**GIVEN PROBLEM**
Find the lines that include the string "performance" and report how many there are. Give no other text.
§
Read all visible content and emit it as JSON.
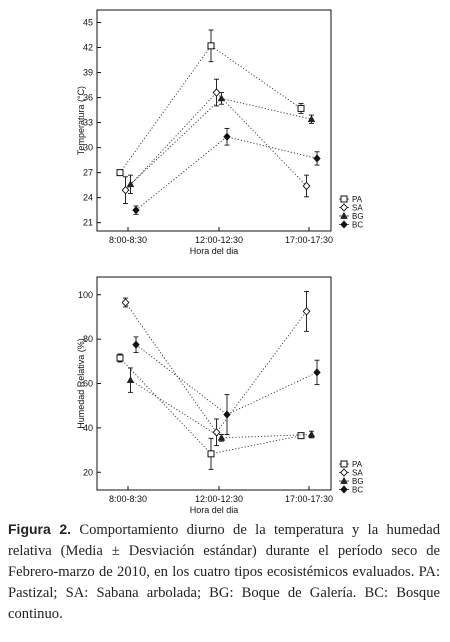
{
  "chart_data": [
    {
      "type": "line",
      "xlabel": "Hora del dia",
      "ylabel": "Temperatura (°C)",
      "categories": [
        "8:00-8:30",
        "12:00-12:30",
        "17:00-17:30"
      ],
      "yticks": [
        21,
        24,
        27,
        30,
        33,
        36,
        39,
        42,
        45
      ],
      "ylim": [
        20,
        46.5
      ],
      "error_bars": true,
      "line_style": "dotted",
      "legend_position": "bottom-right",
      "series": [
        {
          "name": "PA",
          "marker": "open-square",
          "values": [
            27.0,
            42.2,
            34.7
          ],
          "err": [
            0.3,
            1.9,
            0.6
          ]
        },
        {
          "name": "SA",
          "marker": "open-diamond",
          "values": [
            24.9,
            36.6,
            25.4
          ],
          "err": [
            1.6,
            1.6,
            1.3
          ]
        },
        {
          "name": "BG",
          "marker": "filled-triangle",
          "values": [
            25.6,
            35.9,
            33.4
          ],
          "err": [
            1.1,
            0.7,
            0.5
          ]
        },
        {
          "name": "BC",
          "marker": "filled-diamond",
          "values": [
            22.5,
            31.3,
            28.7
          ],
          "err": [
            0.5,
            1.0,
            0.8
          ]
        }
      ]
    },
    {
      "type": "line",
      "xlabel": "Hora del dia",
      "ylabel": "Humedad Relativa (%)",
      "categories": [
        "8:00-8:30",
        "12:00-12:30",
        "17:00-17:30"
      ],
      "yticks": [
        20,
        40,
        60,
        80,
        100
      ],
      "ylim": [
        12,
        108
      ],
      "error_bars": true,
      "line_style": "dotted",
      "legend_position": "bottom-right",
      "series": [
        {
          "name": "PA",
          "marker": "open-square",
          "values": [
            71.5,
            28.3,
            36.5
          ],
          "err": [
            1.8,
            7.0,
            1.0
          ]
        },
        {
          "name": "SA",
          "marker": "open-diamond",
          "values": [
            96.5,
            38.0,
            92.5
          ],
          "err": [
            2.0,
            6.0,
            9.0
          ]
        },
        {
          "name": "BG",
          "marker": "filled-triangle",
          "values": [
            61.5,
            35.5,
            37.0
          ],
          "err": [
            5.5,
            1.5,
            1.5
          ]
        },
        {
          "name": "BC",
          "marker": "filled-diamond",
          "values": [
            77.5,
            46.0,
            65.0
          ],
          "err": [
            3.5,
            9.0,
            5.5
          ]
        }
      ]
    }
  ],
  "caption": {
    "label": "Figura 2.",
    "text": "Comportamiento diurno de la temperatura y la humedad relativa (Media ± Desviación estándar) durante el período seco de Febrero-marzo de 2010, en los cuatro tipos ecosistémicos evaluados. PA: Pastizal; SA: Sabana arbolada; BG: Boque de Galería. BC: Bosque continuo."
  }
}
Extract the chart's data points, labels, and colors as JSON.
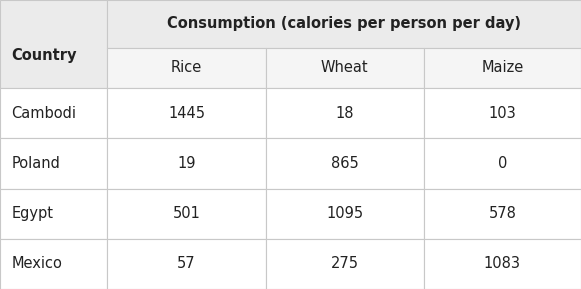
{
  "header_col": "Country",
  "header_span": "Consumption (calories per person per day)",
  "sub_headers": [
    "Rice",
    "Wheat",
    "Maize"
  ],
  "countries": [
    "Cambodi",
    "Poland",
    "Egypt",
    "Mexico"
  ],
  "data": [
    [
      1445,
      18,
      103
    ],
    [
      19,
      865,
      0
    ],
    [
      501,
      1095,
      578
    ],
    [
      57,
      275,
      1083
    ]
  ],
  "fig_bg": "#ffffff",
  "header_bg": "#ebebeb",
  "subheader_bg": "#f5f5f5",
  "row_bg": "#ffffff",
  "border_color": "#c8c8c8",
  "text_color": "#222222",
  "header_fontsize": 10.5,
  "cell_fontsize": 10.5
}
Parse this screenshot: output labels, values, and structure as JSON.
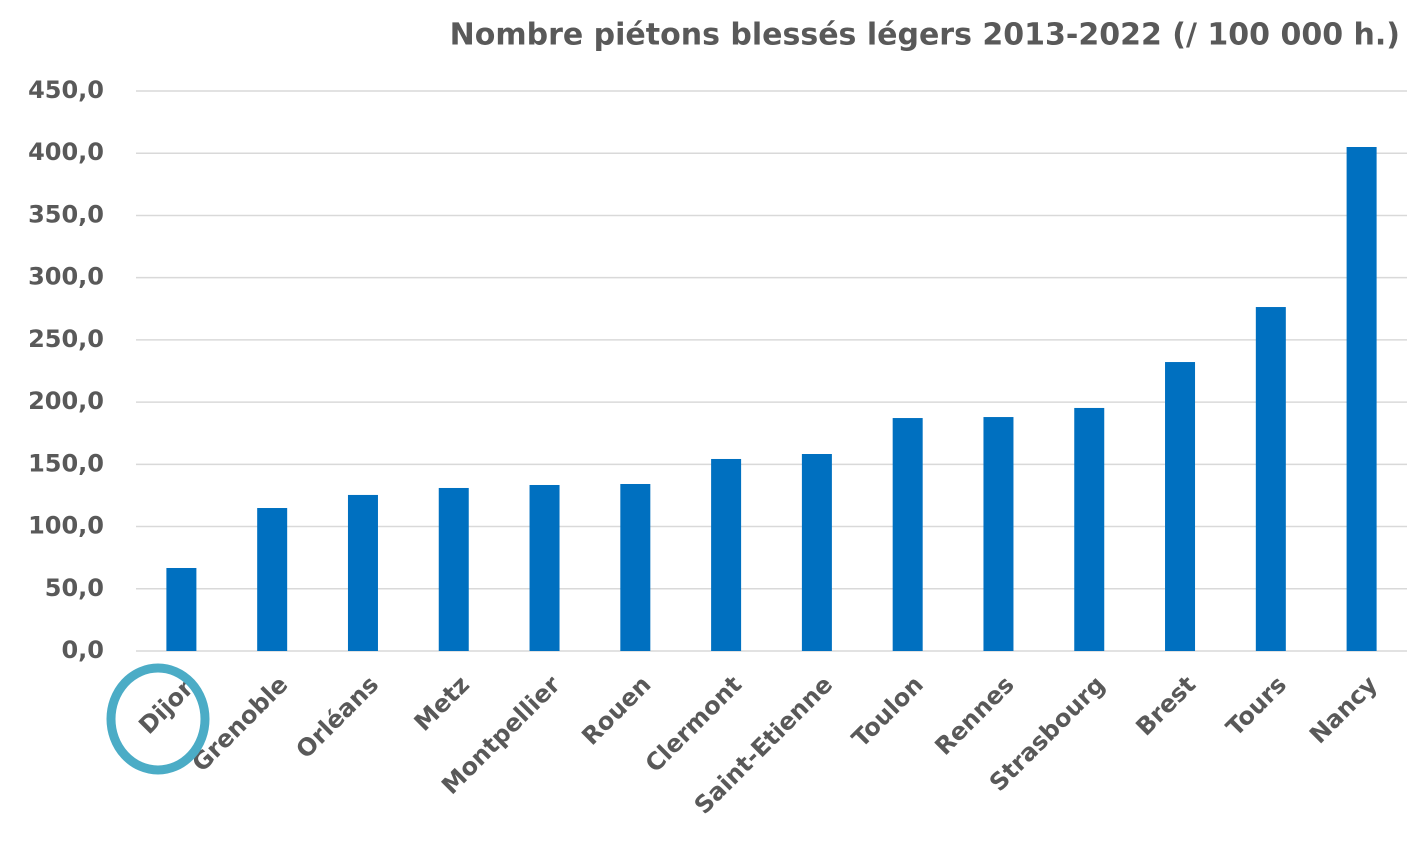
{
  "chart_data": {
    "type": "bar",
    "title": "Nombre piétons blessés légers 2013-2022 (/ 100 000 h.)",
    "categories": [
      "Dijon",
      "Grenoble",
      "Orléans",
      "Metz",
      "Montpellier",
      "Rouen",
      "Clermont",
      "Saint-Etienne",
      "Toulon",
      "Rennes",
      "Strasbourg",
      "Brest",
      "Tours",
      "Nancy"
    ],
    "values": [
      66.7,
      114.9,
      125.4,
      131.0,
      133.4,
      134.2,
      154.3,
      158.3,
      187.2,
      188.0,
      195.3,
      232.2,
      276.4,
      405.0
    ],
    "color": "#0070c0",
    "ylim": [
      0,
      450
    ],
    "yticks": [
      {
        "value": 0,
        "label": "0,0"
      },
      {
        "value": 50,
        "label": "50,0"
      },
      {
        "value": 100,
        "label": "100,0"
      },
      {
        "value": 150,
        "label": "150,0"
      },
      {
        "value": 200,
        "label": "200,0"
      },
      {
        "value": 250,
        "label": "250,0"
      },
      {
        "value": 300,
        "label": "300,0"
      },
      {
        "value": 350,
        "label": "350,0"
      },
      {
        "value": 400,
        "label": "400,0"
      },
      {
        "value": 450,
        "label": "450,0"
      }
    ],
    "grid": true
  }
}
§
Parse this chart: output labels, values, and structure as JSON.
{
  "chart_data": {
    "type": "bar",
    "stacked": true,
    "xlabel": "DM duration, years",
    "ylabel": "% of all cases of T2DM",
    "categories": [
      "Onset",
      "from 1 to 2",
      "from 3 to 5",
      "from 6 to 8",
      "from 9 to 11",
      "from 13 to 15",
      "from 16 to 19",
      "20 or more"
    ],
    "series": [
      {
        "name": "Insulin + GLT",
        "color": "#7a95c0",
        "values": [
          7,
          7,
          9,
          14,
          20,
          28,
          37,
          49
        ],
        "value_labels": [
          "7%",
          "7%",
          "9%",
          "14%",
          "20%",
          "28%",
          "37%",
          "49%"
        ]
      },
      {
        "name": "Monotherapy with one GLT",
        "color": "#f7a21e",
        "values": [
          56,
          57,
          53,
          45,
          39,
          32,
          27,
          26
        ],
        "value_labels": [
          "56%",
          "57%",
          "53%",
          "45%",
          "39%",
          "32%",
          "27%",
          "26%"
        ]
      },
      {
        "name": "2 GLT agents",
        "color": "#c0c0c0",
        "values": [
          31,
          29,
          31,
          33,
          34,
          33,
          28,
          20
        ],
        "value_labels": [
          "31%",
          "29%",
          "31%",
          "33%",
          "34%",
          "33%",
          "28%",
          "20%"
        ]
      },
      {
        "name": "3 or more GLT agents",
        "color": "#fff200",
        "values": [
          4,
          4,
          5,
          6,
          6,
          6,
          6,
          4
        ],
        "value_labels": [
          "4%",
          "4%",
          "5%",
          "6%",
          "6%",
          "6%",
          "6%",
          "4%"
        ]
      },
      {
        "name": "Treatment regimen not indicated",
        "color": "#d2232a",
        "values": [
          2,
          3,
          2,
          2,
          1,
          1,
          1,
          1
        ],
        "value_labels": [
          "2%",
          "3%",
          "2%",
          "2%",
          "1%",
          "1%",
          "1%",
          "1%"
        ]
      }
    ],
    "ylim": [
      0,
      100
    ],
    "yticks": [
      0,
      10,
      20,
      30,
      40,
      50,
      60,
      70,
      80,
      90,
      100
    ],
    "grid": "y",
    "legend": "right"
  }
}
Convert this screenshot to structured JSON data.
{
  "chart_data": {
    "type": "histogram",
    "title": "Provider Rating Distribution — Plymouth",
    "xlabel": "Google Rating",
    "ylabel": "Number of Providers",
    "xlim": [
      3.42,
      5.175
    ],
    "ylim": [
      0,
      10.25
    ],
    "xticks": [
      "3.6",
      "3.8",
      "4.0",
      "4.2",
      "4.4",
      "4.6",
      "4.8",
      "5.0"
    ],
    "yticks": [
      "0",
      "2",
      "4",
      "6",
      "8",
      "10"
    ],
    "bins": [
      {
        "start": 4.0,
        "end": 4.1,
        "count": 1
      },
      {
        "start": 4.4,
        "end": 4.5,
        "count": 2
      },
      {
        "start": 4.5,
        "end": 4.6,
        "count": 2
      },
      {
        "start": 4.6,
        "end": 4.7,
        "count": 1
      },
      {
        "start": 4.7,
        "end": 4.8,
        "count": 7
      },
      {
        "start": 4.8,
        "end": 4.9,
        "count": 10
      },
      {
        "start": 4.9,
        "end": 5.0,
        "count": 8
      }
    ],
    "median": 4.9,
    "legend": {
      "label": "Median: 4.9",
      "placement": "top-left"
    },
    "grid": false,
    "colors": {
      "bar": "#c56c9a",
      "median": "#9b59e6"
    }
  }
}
§
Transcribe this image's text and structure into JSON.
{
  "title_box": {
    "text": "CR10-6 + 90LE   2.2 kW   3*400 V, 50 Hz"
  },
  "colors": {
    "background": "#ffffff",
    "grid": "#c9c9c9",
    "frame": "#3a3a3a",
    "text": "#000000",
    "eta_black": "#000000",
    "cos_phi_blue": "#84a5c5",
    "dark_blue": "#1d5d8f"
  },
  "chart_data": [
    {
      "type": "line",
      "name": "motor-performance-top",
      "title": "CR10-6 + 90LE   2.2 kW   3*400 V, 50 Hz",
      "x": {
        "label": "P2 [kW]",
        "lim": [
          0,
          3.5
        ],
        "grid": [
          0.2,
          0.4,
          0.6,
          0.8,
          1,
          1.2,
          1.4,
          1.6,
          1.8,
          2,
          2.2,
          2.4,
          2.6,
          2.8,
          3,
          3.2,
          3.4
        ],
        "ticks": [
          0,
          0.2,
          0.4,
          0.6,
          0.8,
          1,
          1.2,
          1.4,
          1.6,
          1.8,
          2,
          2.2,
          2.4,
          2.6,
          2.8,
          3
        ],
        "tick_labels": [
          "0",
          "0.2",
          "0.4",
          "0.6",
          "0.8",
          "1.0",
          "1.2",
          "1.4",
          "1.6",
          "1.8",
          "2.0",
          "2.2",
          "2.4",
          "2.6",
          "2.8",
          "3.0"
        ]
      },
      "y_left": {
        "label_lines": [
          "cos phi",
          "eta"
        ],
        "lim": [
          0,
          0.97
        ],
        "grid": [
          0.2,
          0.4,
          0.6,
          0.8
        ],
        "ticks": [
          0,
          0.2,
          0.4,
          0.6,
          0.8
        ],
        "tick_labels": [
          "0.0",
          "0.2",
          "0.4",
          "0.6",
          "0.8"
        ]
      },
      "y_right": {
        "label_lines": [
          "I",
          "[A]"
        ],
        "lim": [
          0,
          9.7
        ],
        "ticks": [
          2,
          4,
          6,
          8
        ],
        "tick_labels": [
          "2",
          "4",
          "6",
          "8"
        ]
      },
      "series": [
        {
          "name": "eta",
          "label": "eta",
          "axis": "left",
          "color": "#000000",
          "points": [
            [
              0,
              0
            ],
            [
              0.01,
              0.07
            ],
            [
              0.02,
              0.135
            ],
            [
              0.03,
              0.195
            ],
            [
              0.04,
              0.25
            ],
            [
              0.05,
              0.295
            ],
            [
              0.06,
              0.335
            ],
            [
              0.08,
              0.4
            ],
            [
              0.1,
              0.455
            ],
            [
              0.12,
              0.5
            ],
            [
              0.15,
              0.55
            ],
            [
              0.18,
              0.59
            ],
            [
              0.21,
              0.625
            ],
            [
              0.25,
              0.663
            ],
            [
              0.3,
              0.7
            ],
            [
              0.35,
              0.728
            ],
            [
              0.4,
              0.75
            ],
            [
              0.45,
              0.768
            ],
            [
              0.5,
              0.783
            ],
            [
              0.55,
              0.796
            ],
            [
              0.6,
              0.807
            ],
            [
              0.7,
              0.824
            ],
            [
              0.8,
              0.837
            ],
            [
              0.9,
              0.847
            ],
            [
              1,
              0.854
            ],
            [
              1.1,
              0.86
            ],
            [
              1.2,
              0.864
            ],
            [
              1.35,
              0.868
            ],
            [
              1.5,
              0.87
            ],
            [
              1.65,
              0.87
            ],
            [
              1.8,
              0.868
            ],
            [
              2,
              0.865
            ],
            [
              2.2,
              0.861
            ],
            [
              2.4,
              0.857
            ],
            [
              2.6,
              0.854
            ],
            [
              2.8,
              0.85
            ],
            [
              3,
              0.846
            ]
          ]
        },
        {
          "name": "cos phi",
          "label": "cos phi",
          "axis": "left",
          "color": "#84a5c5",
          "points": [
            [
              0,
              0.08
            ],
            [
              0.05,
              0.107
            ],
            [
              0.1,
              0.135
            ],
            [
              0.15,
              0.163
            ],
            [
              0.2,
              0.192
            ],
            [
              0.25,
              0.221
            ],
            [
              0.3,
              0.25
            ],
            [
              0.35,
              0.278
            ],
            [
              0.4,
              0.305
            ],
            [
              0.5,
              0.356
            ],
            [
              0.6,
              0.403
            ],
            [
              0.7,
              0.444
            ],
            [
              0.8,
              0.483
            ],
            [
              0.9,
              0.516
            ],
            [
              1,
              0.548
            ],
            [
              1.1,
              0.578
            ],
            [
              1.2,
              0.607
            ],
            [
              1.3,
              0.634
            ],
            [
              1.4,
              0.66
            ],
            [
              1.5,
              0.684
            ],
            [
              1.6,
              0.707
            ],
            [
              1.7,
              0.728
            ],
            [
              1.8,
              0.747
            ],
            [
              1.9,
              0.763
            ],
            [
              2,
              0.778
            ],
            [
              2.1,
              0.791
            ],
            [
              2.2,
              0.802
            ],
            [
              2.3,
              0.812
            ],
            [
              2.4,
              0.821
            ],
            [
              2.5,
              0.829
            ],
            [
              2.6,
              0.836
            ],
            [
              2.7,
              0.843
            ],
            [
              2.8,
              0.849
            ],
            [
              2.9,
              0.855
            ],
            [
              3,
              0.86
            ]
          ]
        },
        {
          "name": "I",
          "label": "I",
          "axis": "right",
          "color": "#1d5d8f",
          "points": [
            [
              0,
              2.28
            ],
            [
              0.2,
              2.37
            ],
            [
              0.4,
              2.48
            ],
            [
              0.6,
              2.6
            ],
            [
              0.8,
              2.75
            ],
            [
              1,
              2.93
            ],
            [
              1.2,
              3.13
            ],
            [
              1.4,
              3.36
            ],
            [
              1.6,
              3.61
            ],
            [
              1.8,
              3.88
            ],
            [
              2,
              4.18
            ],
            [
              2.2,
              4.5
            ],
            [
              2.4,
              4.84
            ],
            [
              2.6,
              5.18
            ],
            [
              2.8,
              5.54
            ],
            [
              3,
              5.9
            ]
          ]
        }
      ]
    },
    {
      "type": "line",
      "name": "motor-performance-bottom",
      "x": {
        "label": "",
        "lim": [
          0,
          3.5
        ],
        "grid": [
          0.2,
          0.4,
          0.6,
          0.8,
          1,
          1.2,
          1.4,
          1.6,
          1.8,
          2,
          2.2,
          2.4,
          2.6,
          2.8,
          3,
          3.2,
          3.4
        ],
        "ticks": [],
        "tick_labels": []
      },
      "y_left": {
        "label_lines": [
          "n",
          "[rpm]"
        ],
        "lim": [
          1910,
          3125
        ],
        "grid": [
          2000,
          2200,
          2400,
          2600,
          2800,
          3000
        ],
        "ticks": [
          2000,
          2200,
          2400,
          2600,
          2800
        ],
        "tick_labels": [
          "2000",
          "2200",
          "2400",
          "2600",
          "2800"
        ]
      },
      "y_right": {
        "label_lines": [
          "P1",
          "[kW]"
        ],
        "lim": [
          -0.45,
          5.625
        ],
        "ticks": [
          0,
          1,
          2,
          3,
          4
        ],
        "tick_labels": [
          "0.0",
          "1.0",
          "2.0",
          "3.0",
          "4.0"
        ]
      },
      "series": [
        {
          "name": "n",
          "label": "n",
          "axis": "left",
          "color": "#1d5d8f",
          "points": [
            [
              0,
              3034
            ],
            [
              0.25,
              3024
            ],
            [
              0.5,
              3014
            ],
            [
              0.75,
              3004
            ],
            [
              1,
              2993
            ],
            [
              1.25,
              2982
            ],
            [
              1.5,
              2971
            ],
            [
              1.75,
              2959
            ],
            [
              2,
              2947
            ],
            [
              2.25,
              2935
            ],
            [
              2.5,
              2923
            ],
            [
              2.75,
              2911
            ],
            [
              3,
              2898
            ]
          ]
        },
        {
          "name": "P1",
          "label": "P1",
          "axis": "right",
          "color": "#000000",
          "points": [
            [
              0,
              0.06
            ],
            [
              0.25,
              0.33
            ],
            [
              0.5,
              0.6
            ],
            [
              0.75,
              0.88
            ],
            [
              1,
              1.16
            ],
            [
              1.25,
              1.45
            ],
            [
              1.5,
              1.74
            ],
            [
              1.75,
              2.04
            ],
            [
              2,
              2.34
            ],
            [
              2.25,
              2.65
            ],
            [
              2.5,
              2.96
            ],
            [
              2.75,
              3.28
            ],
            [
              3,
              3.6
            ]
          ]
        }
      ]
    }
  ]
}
§
**RESULT BELOW**
2